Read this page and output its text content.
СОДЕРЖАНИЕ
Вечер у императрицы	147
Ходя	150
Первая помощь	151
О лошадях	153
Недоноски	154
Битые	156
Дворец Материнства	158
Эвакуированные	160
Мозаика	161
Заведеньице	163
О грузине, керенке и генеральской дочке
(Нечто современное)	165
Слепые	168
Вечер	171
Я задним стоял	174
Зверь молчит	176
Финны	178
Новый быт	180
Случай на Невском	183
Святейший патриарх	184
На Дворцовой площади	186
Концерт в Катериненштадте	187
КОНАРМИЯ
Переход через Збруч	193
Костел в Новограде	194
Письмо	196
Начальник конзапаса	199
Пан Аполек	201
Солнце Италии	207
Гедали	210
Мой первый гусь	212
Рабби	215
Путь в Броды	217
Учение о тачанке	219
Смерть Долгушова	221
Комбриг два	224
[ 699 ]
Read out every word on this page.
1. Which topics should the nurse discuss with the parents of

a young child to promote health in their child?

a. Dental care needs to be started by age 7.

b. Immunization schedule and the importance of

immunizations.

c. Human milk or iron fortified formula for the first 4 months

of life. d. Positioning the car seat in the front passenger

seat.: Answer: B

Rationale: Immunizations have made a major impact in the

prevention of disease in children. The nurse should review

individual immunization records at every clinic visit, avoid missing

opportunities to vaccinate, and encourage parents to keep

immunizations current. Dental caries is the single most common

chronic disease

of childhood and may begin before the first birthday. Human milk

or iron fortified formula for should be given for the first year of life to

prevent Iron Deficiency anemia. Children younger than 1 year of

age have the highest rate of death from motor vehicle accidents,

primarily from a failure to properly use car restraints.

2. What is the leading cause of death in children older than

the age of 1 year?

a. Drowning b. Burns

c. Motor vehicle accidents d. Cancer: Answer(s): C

● ● ● ● ● ● ●

Type out all of the material again, word for word.

Read this page and output its text content.
СОДЕРЖАНИЕ
Вечер у императрицы	147
Ходя	150
Первая помощь	151
О лошадях	153
Недоноски	154
Битые	156
Дворец Материнства	158
Эвакуированные	160
Мозаика	161
Заведеньице	163
О грузине, керенке и генеральской дочке
(Нечто современное)	165
Слепые	168
Вечер	171
Я задним стоял	174
Зверь молчит	176
Финны	178
Новый быт	180
Случай на Невском	183
Святейший патриарх	184
На Дворцовой площади	186
Концерт в Катериненштадте	187
КОНАРМИЯ
Переход через Збруч	193
Костел в Новограде	194
Письмо	196
Начальник конзапаса	199
Пан Аполек	201
Солнце Италии	207
Гедали	210
Мой первый гусь	212
Рабби	215
Путь в Броды	217
Учение о тачанке	219
Смерть Долгушова	221
Комбриг два	224
[ 699 ]
Read out every word on this page.
1. Which topics should the nurse discuss with the parents of

a young child to promote health in their child?

a. Dental care needs to be started by age 7.

b. Immunization schedule and the importance of

immunizations.

c. Human milk or iron fortified formula for the first 4 months

of life. d. Positioning the car seat in the front passenger

seat.: Answer: B

Rationale: Immunizations have made a major impact in the

prevention of disease in children. The nurse should review

individual immunization records at every clinic visit, avoid missing

opportunities to vaccinate, and encourage parents to keep

immunizations current. Dental caries is the single most common

chronic disease

of childhood and may begin before the first birthday. Human milk

or iron fortified formula for should be given for the first year of life to

prevent Iron Deficiency anemia. Children younger than 1 year of

age have the highest rate of death from motor vehicle accidents,

primarily from a failure to properly use car restraints.

2. What is the leading cause of death in children older than

the age of 1 year?

a. Drowning b. Burns

c. Motor vehicle accidents d. Cancer: Answer(s): C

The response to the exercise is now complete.